- [What is asked]: Copy out all of the material below line by line, with every line unchanged.

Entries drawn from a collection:
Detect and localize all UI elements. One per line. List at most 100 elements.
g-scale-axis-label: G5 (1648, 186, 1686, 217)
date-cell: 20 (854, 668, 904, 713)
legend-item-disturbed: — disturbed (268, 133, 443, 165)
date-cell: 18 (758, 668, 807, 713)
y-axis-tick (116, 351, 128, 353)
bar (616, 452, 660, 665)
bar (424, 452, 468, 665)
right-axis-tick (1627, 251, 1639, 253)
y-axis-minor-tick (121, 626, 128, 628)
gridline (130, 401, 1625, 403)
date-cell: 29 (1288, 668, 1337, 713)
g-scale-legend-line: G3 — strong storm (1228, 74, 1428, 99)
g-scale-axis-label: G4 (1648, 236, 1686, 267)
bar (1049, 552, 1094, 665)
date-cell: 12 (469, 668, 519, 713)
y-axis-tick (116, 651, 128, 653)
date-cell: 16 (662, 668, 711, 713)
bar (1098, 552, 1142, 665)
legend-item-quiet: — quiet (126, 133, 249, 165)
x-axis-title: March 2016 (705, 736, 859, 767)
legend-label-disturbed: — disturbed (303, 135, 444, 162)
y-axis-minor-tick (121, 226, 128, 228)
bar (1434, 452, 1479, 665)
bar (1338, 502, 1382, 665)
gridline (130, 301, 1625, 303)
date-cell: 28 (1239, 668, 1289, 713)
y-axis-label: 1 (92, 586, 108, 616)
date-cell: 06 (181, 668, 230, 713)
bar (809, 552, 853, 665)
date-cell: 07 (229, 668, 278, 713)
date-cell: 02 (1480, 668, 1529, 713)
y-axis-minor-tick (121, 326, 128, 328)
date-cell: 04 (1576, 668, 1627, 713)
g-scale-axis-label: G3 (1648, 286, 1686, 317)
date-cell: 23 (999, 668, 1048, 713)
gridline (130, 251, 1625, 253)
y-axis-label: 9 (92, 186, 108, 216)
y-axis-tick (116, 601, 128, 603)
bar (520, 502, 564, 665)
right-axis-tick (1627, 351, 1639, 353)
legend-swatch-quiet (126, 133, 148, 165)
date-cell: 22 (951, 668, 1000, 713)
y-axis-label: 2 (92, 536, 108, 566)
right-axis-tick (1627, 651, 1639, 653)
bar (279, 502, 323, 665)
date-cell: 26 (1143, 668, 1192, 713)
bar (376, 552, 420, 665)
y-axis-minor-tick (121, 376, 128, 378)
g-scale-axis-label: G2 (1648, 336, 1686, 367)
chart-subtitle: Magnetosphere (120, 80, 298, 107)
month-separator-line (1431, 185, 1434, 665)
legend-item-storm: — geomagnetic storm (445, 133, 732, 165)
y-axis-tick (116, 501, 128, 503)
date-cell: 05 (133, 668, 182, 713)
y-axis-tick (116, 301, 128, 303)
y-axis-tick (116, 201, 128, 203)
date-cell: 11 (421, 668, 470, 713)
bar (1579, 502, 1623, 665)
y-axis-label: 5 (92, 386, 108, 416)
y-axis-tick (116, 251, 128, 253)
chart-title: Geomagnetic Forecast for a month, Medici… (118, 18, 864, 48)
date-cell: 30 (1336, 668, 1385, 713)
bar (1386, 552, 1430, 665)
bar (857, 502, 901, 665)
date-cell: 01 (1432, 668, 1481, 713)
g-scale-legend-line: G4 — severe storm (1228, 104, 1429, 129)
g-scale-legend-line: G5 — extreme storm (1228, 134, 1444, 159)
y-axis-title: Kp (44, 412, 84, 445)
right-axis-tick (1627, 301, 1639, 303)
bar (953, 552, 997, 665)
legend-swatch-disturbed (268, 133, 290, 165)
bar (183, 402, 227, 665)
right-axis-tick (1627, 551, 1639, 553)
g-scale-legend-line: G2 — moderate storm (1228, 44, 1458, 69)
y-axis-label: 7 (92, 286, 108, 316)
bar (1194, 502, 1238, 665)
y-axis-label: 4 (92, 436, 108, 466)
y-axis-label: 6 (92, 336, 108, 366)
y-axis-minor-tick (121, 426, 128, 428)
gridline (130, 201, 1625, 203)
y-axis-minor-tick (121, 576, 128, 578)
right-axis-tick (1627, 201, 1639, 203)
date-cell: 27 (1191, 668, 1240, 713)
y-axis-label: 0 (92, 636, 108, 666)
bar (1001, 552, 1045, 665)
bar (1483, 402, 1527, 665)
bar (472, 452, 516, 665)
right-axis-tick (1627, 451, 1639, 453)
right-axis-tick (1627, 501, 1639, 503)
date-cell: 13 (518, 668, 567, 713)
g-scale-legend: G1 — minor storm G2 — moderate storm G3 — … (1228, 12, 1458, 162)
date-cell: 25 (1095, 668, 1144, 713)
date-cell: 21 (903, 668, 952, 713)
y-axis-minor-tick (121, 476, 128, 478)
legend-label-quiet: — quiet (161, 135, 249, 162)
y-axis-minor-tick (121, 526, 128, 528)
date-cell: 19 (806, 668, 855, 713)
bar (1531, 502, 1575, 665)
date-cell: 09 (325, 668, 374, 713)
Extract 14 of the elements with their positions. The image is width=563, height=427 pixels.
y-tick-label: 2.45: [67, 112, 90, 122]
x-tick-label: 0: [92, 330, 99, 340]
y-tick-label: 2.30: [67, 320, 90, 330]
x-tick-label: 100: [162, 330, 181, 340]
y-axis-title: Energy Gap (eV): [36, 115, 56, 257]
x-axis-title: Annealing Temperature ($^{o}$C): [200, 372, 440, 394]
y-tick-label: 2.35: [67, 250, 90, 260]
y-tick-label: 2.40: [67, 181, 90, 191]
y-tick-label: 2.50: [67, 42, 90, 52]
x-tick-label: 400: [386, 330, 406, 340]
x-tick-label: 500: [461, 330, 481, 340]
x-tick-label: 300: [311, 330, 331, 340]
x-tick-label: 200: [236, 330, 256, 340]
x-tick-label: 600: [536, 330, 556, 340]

- [Output of the exercise]:
Detect and localize all UI elements. One per line. List at most 100 elements.
g-scale-axis-label: G5 (1648, 186, 1686, 217)
date-cell: 20 (854, 668, 904, 713)
legend-item-disturbed: — disturbed (268, 133, 443, 165)
date-cell: 18 (758, 668, 807, 713)
y-axis-tick (116, 351, 128, 353)
bar (616, 452, 660, 665)
bar (424, 452, 468, 665)
right-axis-tick (1627, 251, 1639, 253)
y-axis-minor-tick (121, 626, 128, 628)
gridline (130, 401, 1625, 403)
date-cell: 29 (1288, 668, 1337, 713)
g-scale-legend-line: G3 — strong storm (1228, 74, 1428, 99)
g-scale-axis-label: G4 (1648, 236, 1686, 267)
bar (1049, 552, 1094, 665)
date-cell: 12 (469, 668, 519, 713)
y-axis-tick (116, 651, 128, 653)
date-cell: 16 (662, 668, 711, 713)
bar (1098, 552, 1142, 665)
legend-item-quiet: — quiet (126, 133, 249, 165)
x-axis-title: March 2016 (705, 736, 859, 767)
legend-label-disturbed: — disturbed (303, 135, 444, 162)
y-axis-minor-tick (121, 226, 128, 228)
bar (1434, 452, 1479, 665)
bar (1338, 502, 1382, 665)
gridline (130, 301, 1625, 303)
date-cell: 28 (1239, 668, 1289, 713)
y-axis-label: 1 (92, 586, 108, 616)
date-cell: 06 (181, 668, 230, 713)
bar (809, 552, 853, 665)
date-cell: 07 (229, 668, 278, 713)
date-cell: 02 (1480, 668, 1529, 713)
y-axis-minor-tick (121, 326, 128, 328)
date-cell: 04 (1576, 668, 1627, 713)
g-scale-axis-label: G3 (1648, 286, 1686, 317)
date-cell: 23 (999, 668, 1048, 713)
gridline (130, 251, 1625, 253)
y-axis-label: 9 (92, 186, 108, 216)
y-axis-tick (116, 601, 128, 603)
bar (520, 502, 564, 665)
right-axis-tick (1627, 351, 1639, 353)
legend-swatch-quiet (126, 133, 148, 165)
date-cell: 22 (951, 668, 1000, 713)
y-axis-label: 2 (92, 536, 108, 566)
right-axis-tick (1627, 651, 1639, 653)
bar (279, 502, 323, 665)
date-cell: 26 (1143, 668, 1192, 713)
bar (376, 552, 420, 665)
y-axis-minor-tick (121, 376, 128, 378)
g-scale-axis-label: G2 (1648, 336, 1686, 367)
chart-subtitle: Magnetosphere (120, 80, 298, 107)
month-separator-line (1431, 185, 1434, 665)
legend-item-storm: — geomagnetic storm (445, 133, 732, 165)
y-axis-tick (116, 501, 128, 503)
date-cell: 05 (133, 668, 182, 713)
y-axis-tick (116, 301, 128, 303)
y-axis-tick (116, 201, 128, 203)
date-cell: 11 (421, 668, 470, 713)
bar (1579, 502, 1623, 665)
y-axis-label: 5 (92, 386, 108, 416)
y-axis-tick (116, 251, 128, 253)
chart-title: Geomagnetic Forecast for a month, Medici… (118, 18, 864, 48)
date-cell: 30 (1336, 668, 1385, 713)
bar (1386, 552, 1430, 665)
bar (857, 502, 901, 665)
date-cell: 01 (1432, 668, 1481, 713)
g-scale-legend-line: G4 — severe storm (1228, 104, 1429, 129)
g-scale-legend-line: G5 — extreme storm (1228, 134, 1444, 159)
y-axis-title: Kp (44, 412, 84, 445)
right-axis-tick (1627, 301, 1639, 303)
bar (953, 552, 997, 665)
legend-swatch-disturbed (268, 133, 290, 165)
bar (183, 402, 227, 665)
right-axis-tick (1627, 551, 1639, 553)
g-scale-legend-line: G2 — moderate storm (1228, 44, 1458, 69)
y-axis-label: 7 (92, 286, 108, 316)
bar (1194, 502, 1238, 665)
y-axis-label: 4 (92, 436, 108, 466)
y-axis-label: 6 (92, 336, 108, 366)
y-axis-minor-tick (121, 426, 128, 428)
gridline (130, 201, 1625, 203)
y-axis-minor-tick (121, 576, 128, 578)
right-axis-tick (1627, 201, 1639, 203)
date-cell: 27 (1191, 668, 1240, 713)
y-axis-label: 0 (92, 636, 108, 666)
bar (1001, 552, 1045, 665)
bar (1483, 402, 1527, 665)
bar (472, 452, 516, 665)
right-axis-tick (1627, 451, 1639, 453)
right-axis-tick (1627, 501, 1639, 503)
date-cell: 13 (518, 668, 567, 713)
g-scale-legend: G1 — minor storm G2 — moderate storm G3 — … (1228, 12, 1458, 162)
date-cell: 25 (1095, 668, 1144, 713)
date-cell: 21 (903, 668, 952, 713)
y-axis-minor-tick (121, 476, 128, 478)
legend-label-quiet: — quiet (161, 135, 249, 162)
y-axis-minor-tick (121, 526, 128, 528)
date-cell: 19 (806, 668, 855, 713)
bar (1531, 502, 1575, 665)
date-cell: 09 (325, 668, 374, 713)
Extract 14 of the elements with their positions. The image is width=563, height=427 pixels.
y-tick-label: 2.45: [67, 112, 90, 122]
x-tick-label: 0: [92, 330, 99, 340]
y-tick-label: 2.30: [67, 320, 90, 330]
x-tick-label: 100: [162, 330, 181, 340]
y-axis-title: Energy Gap (eV): [36, 115, 56, 257]
x-axis-title: Annealing Temperature ($^{o}$C): [200, 372, 440, 394]
y-tick-label: 2.35: [67, 250, 90, 260]
y-tick-label: 2.40: [67, 181, 90, 191]
y-tick-label: 2.50: [67, 42, 90, 52]
x-tick-label: 400: [386, 330, 406, 340]
x-tick-label: 500: [461, 330, 481, 340]
x-tick-label: 300: [311, 330, 331, 340]
x-tick-label: 200: [236, 330, 256, 340]
x-tick-label: 600: [536, 330, 556, 340]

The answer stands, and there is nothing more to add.